Work required: Exactly as given, repeat all of the entries.

--

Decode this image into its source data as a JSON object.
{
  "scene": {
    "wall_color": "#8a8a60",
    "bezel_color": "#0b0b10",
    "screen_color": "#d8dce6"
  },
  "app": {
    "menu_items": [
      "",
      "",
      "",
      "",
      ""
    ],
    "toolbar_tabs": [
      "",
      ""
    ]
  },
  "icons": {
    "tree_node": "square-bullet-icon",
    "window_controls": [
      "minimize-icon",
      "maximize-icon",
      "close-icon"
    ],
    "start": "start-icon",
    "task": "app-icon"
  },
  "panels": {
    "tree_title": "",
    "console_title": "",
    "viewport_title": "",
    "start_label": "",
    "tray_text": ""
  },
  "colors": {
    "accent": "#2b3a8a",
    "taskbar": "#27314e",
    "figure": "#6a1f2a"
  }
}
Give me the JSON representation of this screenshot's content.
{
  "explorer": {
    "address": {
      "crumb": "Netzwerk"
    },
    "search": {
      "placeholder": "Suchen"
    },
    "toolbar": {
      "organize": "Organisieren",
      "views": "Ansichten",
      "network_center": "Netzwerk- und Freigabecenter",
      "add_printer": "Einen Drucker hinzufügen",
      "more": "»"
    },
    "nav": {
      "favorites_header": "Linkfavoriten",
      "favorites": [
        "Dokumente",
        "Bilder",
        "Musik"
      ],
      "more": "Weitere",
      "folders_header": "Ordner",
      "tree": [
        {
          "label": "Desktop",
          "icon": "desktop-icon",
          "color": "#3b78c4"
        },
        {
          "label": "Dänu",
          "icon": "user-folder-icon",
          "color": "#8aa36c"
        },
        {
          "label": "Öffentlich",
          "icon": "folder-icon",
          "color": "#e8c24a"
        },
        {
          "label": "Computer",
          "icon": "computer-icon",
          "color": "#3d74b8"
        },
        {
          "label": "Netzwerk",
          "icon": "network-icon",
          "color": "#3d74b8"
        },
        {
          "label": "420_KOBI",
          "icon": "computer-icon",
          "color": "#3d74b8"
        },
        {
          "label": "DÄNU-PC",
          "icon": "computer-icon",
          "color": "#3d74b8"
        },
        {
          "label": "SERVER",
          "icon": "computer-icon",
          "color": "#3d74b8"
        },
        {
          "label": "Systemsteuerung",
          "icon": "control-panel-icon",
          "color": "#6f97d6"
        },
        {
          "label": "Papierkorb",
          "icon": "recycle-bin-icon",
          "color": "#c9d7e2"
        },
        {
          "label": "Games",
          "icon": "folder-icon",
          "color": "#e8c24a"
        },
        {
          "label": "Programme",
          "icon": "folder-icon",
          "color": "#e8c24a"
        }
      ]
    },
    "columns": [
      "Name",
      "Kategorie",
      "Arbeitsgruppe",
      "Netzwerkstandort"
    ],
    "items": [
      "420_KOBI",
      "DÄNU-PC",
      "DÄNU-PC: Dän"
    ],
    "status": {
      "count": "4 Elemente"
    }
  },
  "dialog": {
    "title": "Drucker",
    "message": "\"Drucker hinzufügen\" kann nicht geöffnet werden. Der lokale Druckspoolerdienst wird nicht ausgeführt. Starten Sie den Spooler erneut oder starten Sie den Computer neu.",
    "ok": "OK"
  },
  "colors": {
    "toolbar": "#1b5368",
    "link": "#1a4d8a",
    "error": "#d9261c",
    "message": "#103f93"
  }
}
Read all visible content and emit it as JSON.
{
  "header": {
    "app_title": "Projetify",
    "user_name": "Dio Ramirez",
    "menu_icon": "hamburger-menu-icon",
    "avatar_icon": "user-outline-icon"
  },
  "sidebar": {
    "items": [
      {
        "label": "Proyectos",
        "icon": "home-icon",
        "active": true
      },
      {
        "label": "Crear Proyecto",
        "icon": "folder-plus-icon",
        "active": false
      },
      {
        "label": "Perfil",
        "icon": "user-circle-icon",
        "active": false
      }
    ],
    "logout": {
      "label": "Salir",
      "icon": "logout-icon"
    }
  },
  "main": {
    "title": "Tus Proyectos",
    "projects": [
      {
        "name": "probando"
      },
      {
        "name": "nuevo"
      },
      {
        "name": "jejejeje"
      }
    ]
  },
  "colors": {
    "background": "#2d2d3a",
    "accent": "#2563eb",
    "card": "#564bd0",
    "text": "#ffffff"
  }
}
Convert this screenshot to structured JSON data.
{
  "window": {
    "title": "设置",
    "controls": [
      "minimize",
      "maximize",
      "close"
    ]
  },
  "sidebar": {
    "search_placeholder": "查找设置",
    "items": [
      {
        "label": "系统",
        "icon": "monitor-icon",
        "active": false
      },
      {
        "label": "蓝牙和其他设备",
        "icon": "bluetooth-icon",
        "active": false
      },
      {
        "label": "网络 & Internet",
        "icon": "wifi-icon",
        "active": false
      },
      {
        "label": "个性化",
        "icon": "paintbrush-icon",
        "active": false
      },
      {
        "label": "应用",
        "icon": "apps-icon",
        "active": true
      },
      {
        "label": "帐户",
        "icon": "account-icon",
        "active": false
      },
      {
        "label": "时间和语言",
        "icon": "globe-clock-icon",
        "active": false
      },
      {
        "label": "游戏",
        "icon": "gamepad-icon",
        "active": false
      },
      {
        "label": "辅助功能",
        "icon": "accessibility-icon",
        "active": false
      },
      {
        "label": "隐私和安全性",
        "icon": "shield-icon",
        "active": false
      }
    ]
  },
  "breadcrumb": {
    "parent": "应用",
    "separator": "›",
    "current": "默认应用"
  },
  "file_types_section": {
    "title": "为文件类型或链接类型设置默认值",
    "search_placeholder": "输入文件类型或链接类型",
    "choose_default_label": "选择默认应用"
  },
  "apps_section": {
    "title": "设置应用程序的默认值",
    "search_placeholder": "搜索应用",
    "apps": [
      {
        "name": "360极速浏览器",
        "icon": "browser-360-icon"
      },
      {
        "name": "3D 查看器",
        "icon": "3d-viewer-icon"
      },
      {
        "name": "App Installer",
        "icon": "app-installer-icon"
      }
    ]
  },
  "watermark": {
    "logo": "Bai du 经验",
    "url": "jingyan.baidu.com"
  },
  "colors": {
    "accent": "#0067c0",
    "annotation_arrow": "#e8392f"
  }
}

--

Exercise result:
Decode this image into its source data as a JSON object.
{
  "scene": {
    "wall_color": "#8a8a60",
    "bezel_color": "#0b0b10",
    "screen_color": "#d8dce6"
  },
  "app": {
    "menu_items": [
      "",
      "",
      "",
      "",
      ""
    ],
    "toolbar_tabs": [
      "",
      ""
    ]
  },
  "icons": {
    "tree_node": "square-bullet-icon",
    "window_controls": [
      "minimize-icon",
      "maximize-icon",
      "close-icon"
    ],
    "start": "start-icon",
    "task": "app-icon"
  },
  "panels": {
    "tree_title": "",
    "console_title": "",
    "viewport_title": "",
    "start_label": "",
    "tray_text": ""
  },
  "colors": {
    "accent": "#2b3a8a",
    "taskbar": "#27314e",
    "figure": "#6a1f2a"
  }
}
Give me the JSON representation of this screenshot's content.
{
  "explorer": {
    "address": {
      "crumb": "Netzwerk"
    },
    "search": {
      "placeholder": "Suchen"
    },
    "toolbar": {
      "organize": "Organisieren",
      "views": "Ansichten",
      "network_center": "Netzwerk- und Freigabecenter",
      "add_printer": "Einen Drucker hinzufügen",
      "more": "»"
    },
    "nav": {
      "favorites_header": "Linkfavoriten",
      "favorites": [
        "Dokumente",
        "Bilder",
        "Musik"
      ],
      "more": "Weitere",
      "folders_header": "Ordner",
      "tree": [
        {
          "label": "Desktop",
          "icon": "desktop-icon",
          "color": "#3b78c4"
        },
        {
          "label": "Dänu",
          "icon": "user-folder-icon",
          "color": "#8aa36c"
        },
        {
          "label": "Öffentlich",
          "icon": "folder-icon",
          "color": "#e8c24a"
        },
        {
          "label": "Computer",
          "icon": "computer-icon",
          "color": "#3d74b8"
        },
        {
          "label": "Netzwerk",
          "icon": "network-icon",
          "color": "#3d74b8"
        },
        {
          "label": "420_KOBI",
          "icon": "computer-icon",
          "color": "#3d74b8"
        },
        {
          "label": "DÄNU-PC",
          "icon": "computer-icon",
          "color": "#3d74b8"
        },
        {
          "label": "SERVER",
          "icon": "computer-icon",
          "color": "#3d74b8"
        },
        {
          "label": "Systemsteuerung",
          "icon": "control-panel-icon",
          "color": "#6f97d6"
        },
        {
          "label": "Papierkorb",
          "icon": "recycle-bin-icon",
          "color": "#c9d7e2"
        },
        {
          "label": "Games",
          "icon": "folder-icon",
          "color": "#e8c24a"
        },
        {
          "label": "Programme",
          "icon": "folder-icon",
          "color": "#e8c24a"
        }
      ]
    },
    "columns": [
      "Name",
      "Kategorie",
      "Arbeitsgruppe",
      "Netzwerkstandort"
    ],
    "items": [
      "420_KOBI",
      "DÄNU-PC",
      "DÄNU-PC: Dän"
    ],
    "status": {
      "count": "4 Elemente"
    }
  },
  "dialog": {
    "title": "Drucker",
    "message": "\"Drucker hinzufügen\" kann nicht geöffnet werden. Der lokale Druckspoolerdienst wird nicht ausgeführt. Starten Sie den Spooler erneut oder starten Sie den Computer neu.",
    "ok": "OK"
  },
  "colors": {
    "toolbar": "#1b5368",
    "link": "#1a4d8a",
    "error": "#d9261c",
    "message": "#103f93"
  }
}
Read all visible content and emit it as JSON.
{
  "header": {
    "app_title": "Projetify",
    "user_name": "Dio Ramirez",
    "menu_icon": "hamburger-menu-icon",
    "avatar_icon": "user-outline-icon"
  },
  "sidebar": {
    "items": [
      {
        "label": "Proyectos",
        "icon": "home-icon",
        "active": true
      },
      {
        "label": "Crear Proyecto",
        "icon": "folder-plus-icon",
        "active": false
      },
      {
        "label": "Perfil",
        "icon": "user-circle-icon",
        "active": false
      }
    ],
    "logout": {
      "label": "Salir",
      "icon": "logout-icon"
    }
  },
  "main": {
    "title": "Tus Proyectos",
    "projects": [
      {
        "name": "probando"
      },
      {
        "name": "nuevo"
      },
      {
        "name": "jejejeje"
      }
    ]
  },
  "colors": {
    "background": "#2d2d3a",
    "accent": "#2563eb",
    "card": "#564bd0",
    "text": "#ffffff"
  }
}
Convert this screenshot to structured JSON data.
{
  "window": {
    "title": "设置",
    "controls": [
      "minimize",
      "maximize",
      "close"
    ]
  },
  "sidebar": {
    "search_placeholder": "查找设置",
    "items": [
      {
        "label": "系统",
        "icon": "monitor-icon",
        "active": false
      },
      {
        "label": "蓝牙和其他设备",
        "icon": "bluetooth-icon",
        "active": false
      },
      {
        "label": "网络 & Internet",
        "icon": "wifi-icon",
        "active": false
      },
      {
        "label": "个性化",
        "icon": "paintbrush-icon",
        "active": false
      },
      {
        "label": "应用",
        "icon": "apps-icon",
        "active": true
      },
      {
        "label": "帐户",
        "icon": "account-icon",
        "active": false
      },
      {
        "label": "时间和语言",
        "icon": "globe-clock-icon",
        "active": false
      },
      {
        "label": "游戏",
        "icon": "gamepad-icon",
        "active": false
      },
      {
        "label": "辅助功能",
        "icon": "accessibility-icon",
        "active": false
      },
      {
        "label": "隐私和安全性",
        "icon": "shield-icon",
        "active": false
      }
    ]
  },
  "breadcrumb": {
    "parent": "应用",
    "separator": "›",
    "current": "默认应用"
  },
  "file_types_section": {
    "title": "为文件类型或链接类型设置默认值",
    "search_placeholder": "输入文件类型或链接类型",
    "choose_default_label": "选择默认应用"
  },
  "apps_section": {
    "title": "设置应用程序的默认值",
    "search_placeholder": "搜索应用",
    "apps": [
      {
        "name": "360极速浏览器",
        "icon": "browser-360-icon"
      },
      {
        "name": "3D 查看器",
        "icon": "3d-viewer-icon"
      },
      {
        "name": "App Installer",
        "icon": "app-installer-icon"
      }
    ]
  },
  "watermark": {
    "logo": "Bai du 经验",
    "url": "jingyan.baidu.com"
  },
  "colors": {
    "accent": "#0067c0",
    "annotation_arrow": "#e8392f"
  }
}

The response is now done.